- **Extract provided**:

————

In December 1998, the AICPA issued SOP No. 98-9, "Modification of SOP 97-2, 
Software Revenue Recognition, with Respect to Certain Transactions." SOP No. 
98-9 requires recognition of revenue using the "residual method" in a 
multiple-element software arrangement when fair value does not exist for one or 
more of the delivered elements in the arrangement. Under the "residual method," 
the total fair value of the undelivered elements is deferred and recognized in 
accordance with SOP No. 97-2. The Company will be required to implement SOP No. 
98-9 for the year ending December 31, 2000. SOP No. 98-9 also extends the 
deferral of the application of SOP No. 97-2 to certain other multiple-element 
software arrangements through the Company's year ending December 31, 1999. The 
Company is evaluating the provisions of SOP No. 98-9 and has not yet determined 
what impact, if any, SOP No. 98-9 will have on its financial position, results 
of operations or cash flows.


                                     Page 8
<PAGE>   9

ITEM 2. MANAGEMENT'S DISCUSSION AND ANALYSIS OF FINANCIAL CONDITION 
        AND RESULTS OF OPERATIONS

        The discussion in this report on Form 10-QSB contains forward looking
statements that involve risks and uncertainties. The Company's actual results
may differ materially from the results discussed in the forward-looking
statements. Factors that could cause or contribute to such differences include,
but are not limited to, those discussed under the heading "Business Risks"
contained herein and in the Company's other filings with the Securities and
Exchange Commission, including but not limited to those discussed under the
heading "Risk Factors" in the Company's 1998 Report on Form 10-KSB.

OVERVIEW

        Enlighten Software Solutions develops, markets, and supports software
products for UNIX and Windows environment workgroup administration and
enterprise management. The Company's product solutions are designed for open
systems distributed computing environments in the range of ten to 1,000
servers/clients. The EnlightenDSM product allows companies to manage their
information systems by enabling systems managers and administrators to control
their systems from diverse UNIX and Windows platform vendors such as, Digital
Equipment Corporation, Hewlett-Packard, IBM, Santa Cruz Operation (SCO), SGI,
Sun Microsystems, and Microsoft.

        Founded in 1986, the Company was a leading provider of systems
management software on the Tandem platform, providing a range of automated
systems management products to over 400 companies in 30 countries.

        On October 1, 1997, the Company sold its Tandem product line to New
Dimension Software, Inc. ("NDS") in order to focus efforts on its UNIX and
Windows product suite. In connection with this sale, the Company received
approximately $2.5 million in cash and the rights to receive royalties on Tandem
related products for a period of three years based upon NDS' licensing and
support of the Tandem software products. The sale of the Tandem product line
also included the transfer to NDS of approximately 12 employees associated with
the Company's Tandem operation.

————

- **Provided data**:
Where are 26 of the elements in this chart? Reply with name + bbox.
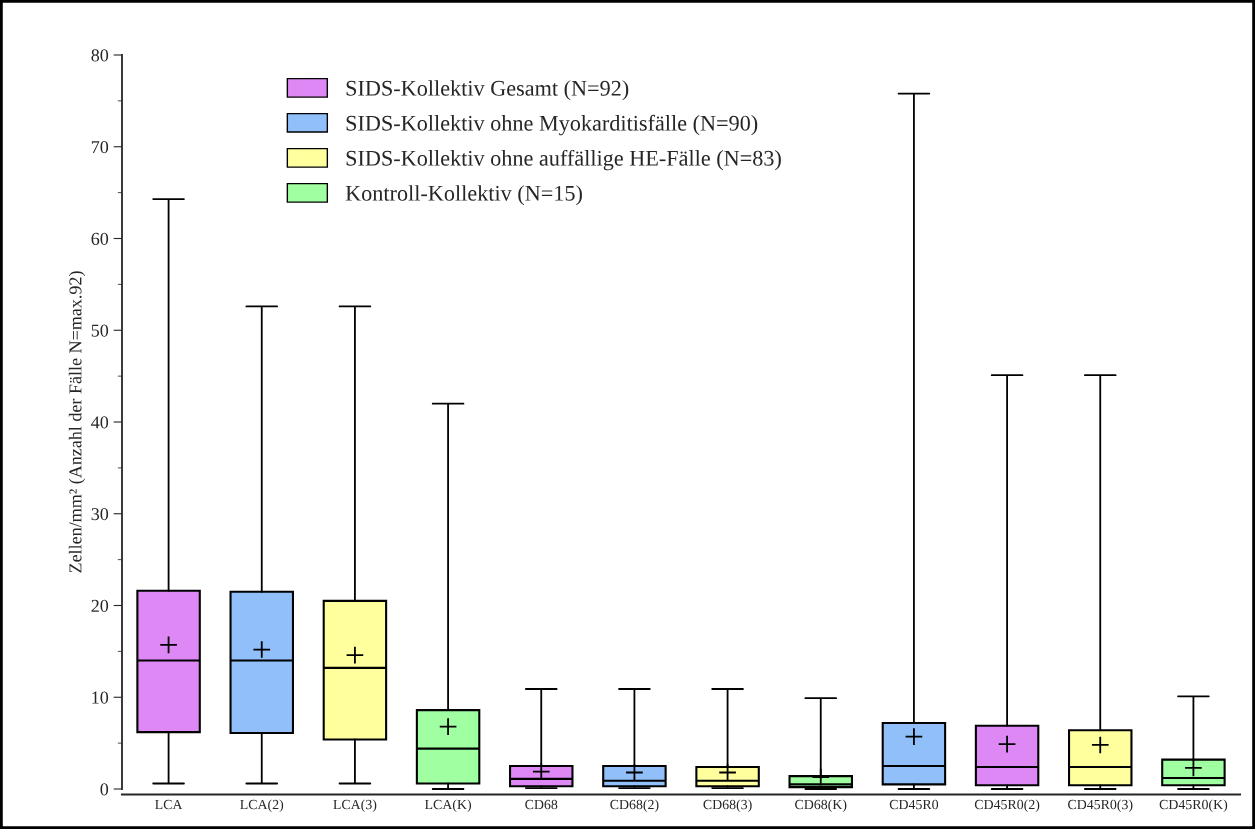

————

- **Exercise tasks**:
(A) Repeat verbatim the section of the 10-QSB excerpt that opens with the words containing "98-9 requires recognition" and closes with "or cash flows.".
(B) Supply what follows in the 10-QSB excerpt on Enlighten Software Solutions, beginning right after its last sentence about the Tandem employees transferred to NDS.

- **Answers to the tasks**:
(A)
98-9 requires recognition of revenue using the "residual method" in a 
multiple-element software arrangement when fair value does not exist for one or 
more of the delivered elements in the arrangement. Under the "residual method," 
the total fair value of the undelivered elements is deferred and recognized in 
accordance with SOP No. 97-2. The Company will be required to implement SOP No. 
98-9 for the year ending December 31, 2000. SOP No. 98-9 also extends the 
deferral of the application of SOP No. 97-2 to certain other multiple-element 
software arrangements through the Company's year ending December 31, 1999. The 
Company is evaluating the provisions of SOP No. 98-9 and has not yet determined 
what impact, if any, SOP No. 98-9 will have on its financial position, results 
of operations or cash flows.

(B)
        Following the disposition of its Tandem product line, the Company
shifted its sales strategy to one based primarily upon third-party distributors
and restructured its sales department as a result of this shift. The Company
intends to build its sales, marketing, and customer support organizations with a
focus on delivery of its products to original equipment manufacturer ("OEM")
partners, resellers, system integrators, and select end-users. An essential
element of the Company's sales and marketing strategy is the development of
indirect distribution channels, such as OEMs, independent software vendors
("ISVs"), and value added resellers ("VARs"), as well as other systems
management and application software vendors whose products are complementary
with those of the Company.



                                     Page 9
<PAGE>   10

VARIABILITY OF QUARTERLY RESULTS

        The Company has experienced significant quarterly fluctuations in
operating results and expects that these fluctuations will continue in future
periods. These fluctuations have been caused by a number of factors, including
the timing of new product or product enhancement introductions by the Company or
its competitors, purchasing patterns of its customers, size and timing of
individual orders, the rate of customer acceptance of new products, and pricing
and promotion strategies undertaken by the Company or its competitors. Future
operating results may fluctuate as a result of these and other factors,
including the Company's ability to continue to develop, acquire, and introduce
new products on a timely basis. Additionally, the Company's operating results
may be influenced by seasonality and overall trends in the global economy.
Because the Company operates with a relatively small backlog, quarterly sales
and operating results generally depend on the volume and timing of orders
received during the quarter, which are difficult to forecast. Historically, the
Company has recognized a substantial portion of its license revenues in the last
month of the quarter, particularly the last week. Since the Company's staffing
levels and other operating expenses are based upon anticipated revenues, delays
in the receipt of orders can cause significant fluctuations in income from
quarter to quarter.

RESULTS OF OPERATIONS

        Total revenue. Revenue for the first quarter of 1999 totaled $1,266,000,
an 81% increase when compared to the same quarter in 1998. The increase for the
quarter is related to the increased license fees from the Company's OEM
relationship with SGI, entered into during the first quarter of 1998. An
increase in consulting fees, as a result of the IBM relationship discussed
below, was entirely offset by a decrease in royalties from the sale of the
Tandem product line.

        Revenue from product license fees increased 310% to $739,000 in the
first quarter of 1999. The increase was primarily attributable to an increase in
UNIX licenses of the Company's EnlightenDSM product resulting from its
relationship with SGI. The Company and SGI entered into an OEM bundling
agreement in January 1998. SGI began shipping the Company's product along with
their UNIX servers and workstations in July 1998. Thus, in the first quarter of
1998 there was no comparable revenue from SGI.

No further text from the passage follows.